**Goal**
The records below must be copied in full; omit the images.

------------------------------

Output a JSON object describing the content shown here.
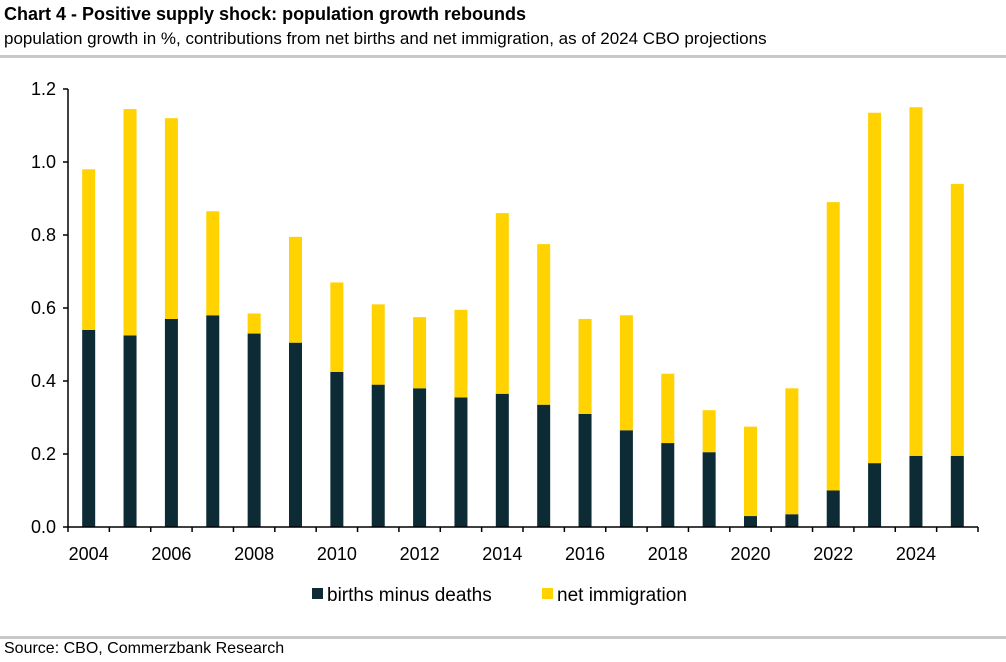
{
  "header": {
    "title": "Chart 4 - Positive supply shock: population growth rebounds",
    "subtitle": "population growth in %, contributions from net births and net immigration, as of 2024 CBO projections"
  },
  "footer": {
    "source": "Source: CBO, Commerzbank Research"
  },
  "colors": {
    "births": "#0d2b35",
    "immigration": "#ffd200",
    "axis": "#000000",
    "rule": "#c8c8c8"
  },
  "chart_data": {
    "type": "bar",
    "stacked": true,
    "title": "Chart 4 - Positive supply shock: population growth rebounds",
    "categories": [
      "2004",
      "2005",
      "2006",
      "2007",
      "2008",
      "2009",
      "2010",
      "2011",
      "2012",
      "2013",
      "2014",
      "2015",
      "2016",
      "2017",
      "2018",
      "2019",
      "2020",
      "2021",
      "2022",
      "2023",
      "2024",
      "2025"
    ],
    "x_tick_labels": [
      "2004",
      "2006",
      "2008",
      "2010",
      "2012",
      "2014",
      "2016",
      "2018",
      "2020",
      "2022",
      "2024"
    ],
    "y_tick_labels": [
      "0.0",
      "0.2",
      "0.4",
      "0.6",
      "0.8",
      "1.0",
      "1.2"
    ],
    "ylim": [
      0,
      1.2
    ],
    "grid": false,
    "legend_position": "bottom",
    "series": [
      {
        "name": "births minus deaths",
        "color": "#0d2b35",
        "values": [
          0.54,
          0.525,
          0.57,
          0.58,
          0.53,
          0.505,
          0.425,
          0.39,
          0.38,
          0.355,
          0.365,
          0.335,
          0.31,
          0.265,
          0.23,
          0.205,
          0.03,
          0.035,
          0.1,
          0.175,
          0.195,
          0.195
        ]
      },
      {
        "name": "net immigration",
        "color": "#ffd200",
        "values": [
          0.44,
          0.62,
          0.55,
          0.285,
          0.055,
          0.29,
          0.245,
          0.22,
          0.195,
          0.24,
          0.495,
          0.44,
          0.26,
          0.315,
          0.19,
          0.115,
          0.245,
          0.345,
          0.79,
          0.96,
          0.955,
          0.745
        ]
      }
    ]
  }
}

------------------------------

**Exercise answer**
Output a JSON object describing the content shown here.
{
  "header": {
    "title": "Chart 4 - Positive supply shock: population growth rebounds",
    "subtitle": "population growth in %, contributions from net births and net immigration, as of 2024 CBO projections"
  },
  "footer": {
    "source": "Source: CBO, Commerzbank Research"
  },
  "colors": {
    "births": "#0d2b35",
    "immigration": "#ffd200",
    "axis": "#000000",
    "rule": "#c8c8c8"
  },
  "chart_data": {
    "type": "bar",
    "stacked": true,
    "title": "Chart 4 - Positive supply shock: population growth rebounds",
    "categories": [
      "2004",
      "2005",
      "2006",
      "2007",
      "2008",
      "2009",
      "2010",
      "2011",
      "2012",
      "2013",
      "2014",
      "2015",
      "2016",
      "2017",
      "2018",
      "2019",
      "2020",
      "2021",
      "2022",
      "2023",
      "2024",
      "2025"
    ],
    "x_tick_labels": [
      "2004",
      "2006",
      "2008",
      "2010",
      "2012",
      "2014",
      "2016",
      "2018",
      "2020",
      "2022",
      "2024"
    ],
    "y_tick_labels": [
      "0.0",
      "0.2",
      "0.4",
      "0.6",
      "0.8",
      "1.0",
      "1.2"
    ],
    "ylim": [
      0,
      1.2
    ],
    "grid": false,
    "legend_position": "bottom",
    "series": [
      {
        "name": "births minus deaths",
        "color": "#0d2b35",
        "values": [
          0.54,
          0.525,
          0.57,
          0.58,
          0.53,
          0.505,
          0.425,
          0.39,
          0.38,
          0.355,
          0.365,
          0.335,
          0.31,
          0.265,
          0.23,
          0.205,
          0.03,
          0.035,
          0.1,
          0.175,
          0.195,
          0.195
        ]
      },
      {
        "name": "net immigration",
        "color": "#ffd200",
        "values": [
          0.44,
          0.62,
          0.55,
          0.285,
          0.055,
          0.29,
          0.245,
          0.22,
          0.195,
          0.24,
          0.495,
          0.44,
          0.26,
          0.315,
          0.19,
          0.115,
          0.245,
          0.345,
          0.79,
          0.96,
          0.955,
          0.745
        ]
      }
    ]
  }
}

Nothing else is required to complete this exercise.